-- begin Source excerpt --

Adarand Constructors, Inc. v. Pena

Justice Souter, with whom Justice Ginsburg and Justice Breyer join,

dissenting.

As this case worked its way through the federal courts prior to the grant of certiorari that brought it here, petitioner Adarand Constructors, Inc., was understood to have raised only one significant claim: that before a federal agency may exceed the goals adopted by Congress in implementing a race-based remedial program, the Fifth and Fourteenth Amendments require the agency to make specific findings of *265discrimination, as under Richmond v. J. A. Croson Co., 488 U. S. 469 (1989), sufficient to justify surpassing the congressional objective. See 16 F. 3d 1537, 1544 (CA10 1994) (“The gravamen of Adarand’s argument is that the CFLHD must make particularized findings of past discrimination to justify its race-conscious SCC program under Croson because the precise goals of the challenged SCC program were fashioned and specified by an agency and not by Congress”); Adarand Constructors, Inc. v. Skinner, 790 F. Supp. 240, 242 (Colo.1992) (“Plaintiff’s motion for summary judgment seeks a declaratory judgment and permanent injunction against the DOT, the FHA and the CFLHD until specific findings of discrimination are made by the defendants as allegedly required by City of Richmond v. Croson”); cf. Complaint ¶28, App. 20 (federal regulations violate the Fourteenth and Fifteenth Amendments by requiring “the use of racial and gender preferences in the award of federally financed highway construction contracts, without any findings of past discrimination in the award of such contracts”).

Although the petition for certiorari added an antecedent question challenging the use, under the Fifth and Fourteenth Amendments, of any standard below strict scrutiny to judge the constitutionality of the statutes under which respondents acted, I would not have entertained that question in this case. The statutory scheme must be treated as constitutional if Fullilove v. Klutznick, 448 U. S. 448 (1980), is applied, and petitioner did not identify any of the factual premises on which Fullilove rested as having disappeared since that case was decided.

As the Court’s opinion explains in detail, the scheme in question provides financial incentives to general contractors to hire subcontractors who have been certified as disadvantaged business enterprises (DBE’s) on the basis of certain race-based presumptions. See generally ante, at 206-208. These statutes (or the originals, of which the current ones are reenactments) have previously been justified as provid*266ing remedies for the continuing effects of past discrimination, see, e. g., Fullilove, supra, at 465-466 (citing legislative history describing SBA § 8(a) as remedial); S. Rep. No. 100-4, p. 11 (1987) (Committee Report stating that the DBE provision of STURAA was “necessary to remedy the discrimination faced by socially and economically disadvantaged persons”), and the Government has so defended them in this case, Brief for Respondents 33. Since petitioner has not claimed the obsolescence of any particular fact on which the Fullilove Court upheld the statute, no issue has come up to us that might be resolved in a way that would render Fulli-love inapposite. See, e. g., 16 F. 3d, at 1544 (“Adarand has stipulated that section 502 of the Small Business Act . . . satisfies the evidentiary requirements of Fullilove”)’, Memorandum of Points and Authorities in Support of Plaintiff’s Motion for Summary Judgment in No. 90-C-1413 (D. Colo.), p. 12 (Fullilove is not applicable to the case at bar because “[f]irst and foremost, Fullilove stands for only one proposition relevant here: the ability of the U. S. Congress, under certain limited circumstances, to adopt a race-base[d] remedy”).

-- end Source excerpt --

The tasks
1. Answer these questions about the Adarand dissent excerpt:
(a) Which justice is named in the heading as writing the dissent?
(b) What does the abbreviation DBE stand for in the excerpt?
(c) Which 1980 case does the excerpt say would require the statutory scheme to be treated as constitutional if applied?
2. Duplicate the records below line for line with no changes, leaving out the picture.

-- begin Supplied material --

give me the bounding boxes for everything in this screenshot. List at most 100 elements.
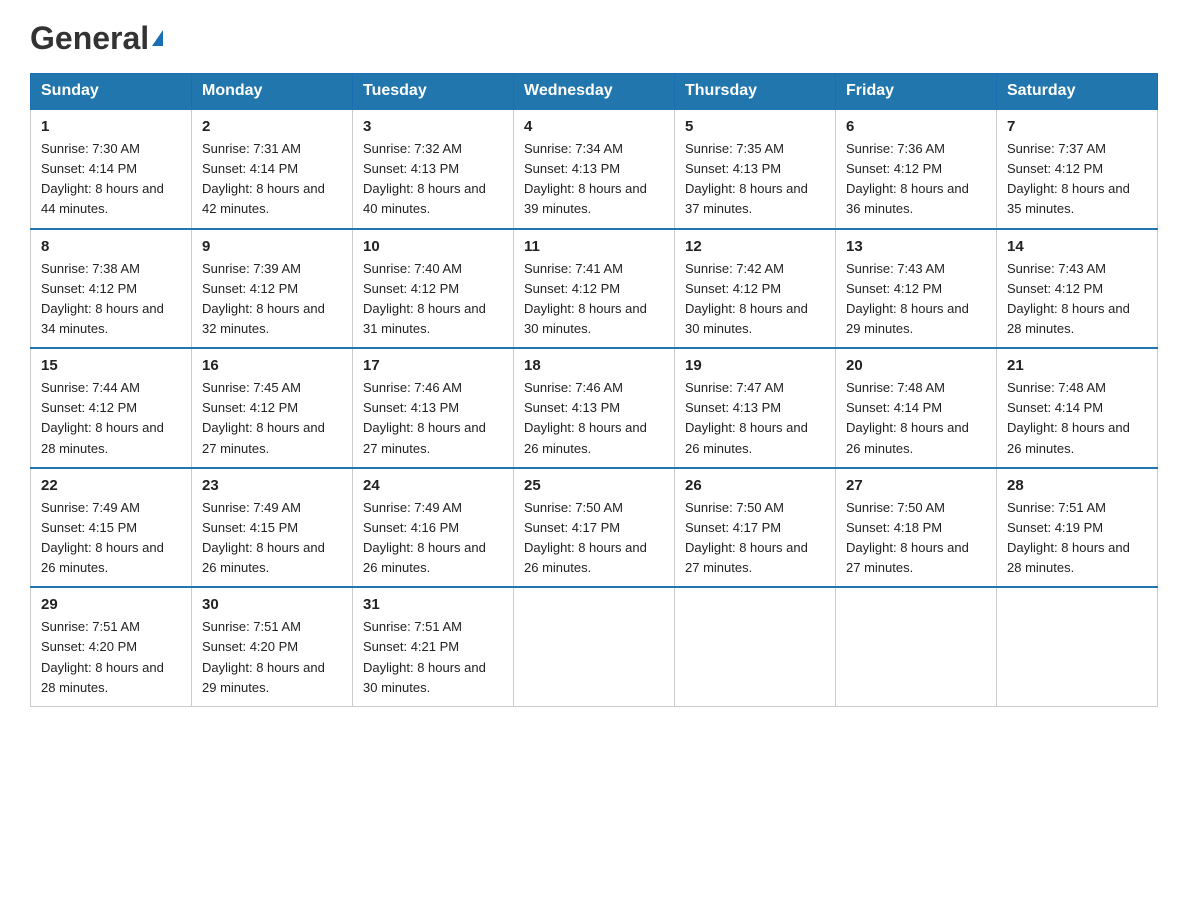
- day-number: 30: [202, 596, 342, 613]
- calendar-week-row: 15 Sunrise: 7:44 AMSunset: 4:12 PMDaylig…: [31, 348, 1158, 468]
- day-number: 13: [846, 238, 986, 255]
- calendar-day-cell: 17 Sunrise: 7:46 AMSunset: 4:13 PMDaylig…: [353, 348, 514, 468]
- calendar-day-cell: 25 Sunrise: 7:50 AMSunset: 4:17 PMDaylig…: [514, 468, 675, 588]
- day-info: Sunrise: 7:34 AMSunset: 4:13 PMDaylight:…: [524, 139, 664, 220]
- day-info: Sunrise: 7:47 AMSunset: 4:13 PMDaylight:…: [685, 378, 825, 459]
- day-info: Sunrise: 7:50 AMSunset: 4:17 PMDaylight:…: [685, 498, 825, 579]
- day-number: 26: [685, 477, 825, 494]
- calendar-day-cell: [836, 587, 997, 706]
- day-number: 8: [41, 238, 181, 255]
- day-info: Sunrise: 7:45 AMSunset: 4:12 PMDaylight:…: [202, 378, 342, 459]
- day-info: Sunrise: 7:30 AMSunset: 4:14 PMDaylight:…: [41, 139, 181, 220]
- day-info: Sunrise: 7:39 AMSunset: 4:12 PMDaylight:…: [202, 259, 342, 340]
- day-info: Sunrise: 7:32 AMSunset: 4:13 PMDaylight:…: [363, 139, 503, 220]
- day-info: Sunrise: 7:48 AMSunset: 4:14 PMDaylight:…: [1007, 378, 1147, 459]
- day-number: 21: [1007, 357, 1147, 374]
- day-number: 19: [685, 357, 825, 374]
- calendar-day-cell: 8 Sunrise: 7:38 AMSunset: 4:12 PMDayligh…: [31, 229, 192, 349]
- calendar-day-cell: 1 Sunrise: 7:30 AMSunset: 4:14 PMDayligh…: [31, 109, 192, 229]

-- end Supplied material --

Answers to the problems
1.
(a) Justice Souter
(b) Disadvantaged business enterprises
(c) Fullilove v. Klutznick

2.
give me the bounding boxes for everything in this screenshot. List at most 100 elements.
- day-number: 30: [202, 596, 342, 613]
- calendar-week-row: 15 Sunrise: 7:44 AMSunset: 4:12 PMDaylig…: [31, 348, 1158, 468]
- day-number: 13: [846, 238, 986, 255]
- calendar-day-cell: 17 Sunrise: 7:46 AMSunset: 4:13 PMDaylig…: [353, 348, 514, 468]
- calendar-day-cell: 25 Sunrise: 7:50 AMSunset: 4:17 PMDaylig…: [514, 468, 675, 588]
- day-info: Sunrise: 7:34 AMSunset: 4:13 PMDaylight:…: [524, 139, 664, 220]
- day-info: Sunrise: 7:47 AMSunset: 4:13 PMDaylight:…: [685, 378, 825, 459]
- day-info: Sunrise: 7:50 AMSunset: 4:17 PMDaylight:…: [685, 498, 825, 579]
- day-number: 26: [685, 477, 825, 494]
- calendar-day-cell: [836, 587, 997, 706]
- day-number: 8: [41, 238, 181, 255]
- day-info: Sunrise: 7:45 AMSunset: 4:12 PMDaylight:…: [202, 378, 342, 459]
- day-info: Sunrise: 7:30 AMSunset: 4:14 PMDaylight:…: [41, 139, 181, 220]
- day-info: Sunrise: 7:39 AMSunset: 4:12 PMDaylight:…: [202, 259, 342, 340]
- day-info: Sunrise: 7:32 AMSunset: 4:13 PMDaylight:…: [363, 139, 503, 220]
- day-info: Sunrise: 7:48 AMSunset: 4:14 PMDaylight:…: [1007, 378, 1147, 459]
- day-number: 21: [1007, 357, 1147, 374]
- day-number: 19: [685, 357, 825, 374]
- calendar-day-cell: 8 Sunrise: 7:38 AMSunset: 4:12 PMDayligh…: [31, 229, 192, 349]
- calendar-day-cell: 1 Sunrise: 7:30 AMSunset: 4:14 PMDayligh…: [31, 109, 192, 229]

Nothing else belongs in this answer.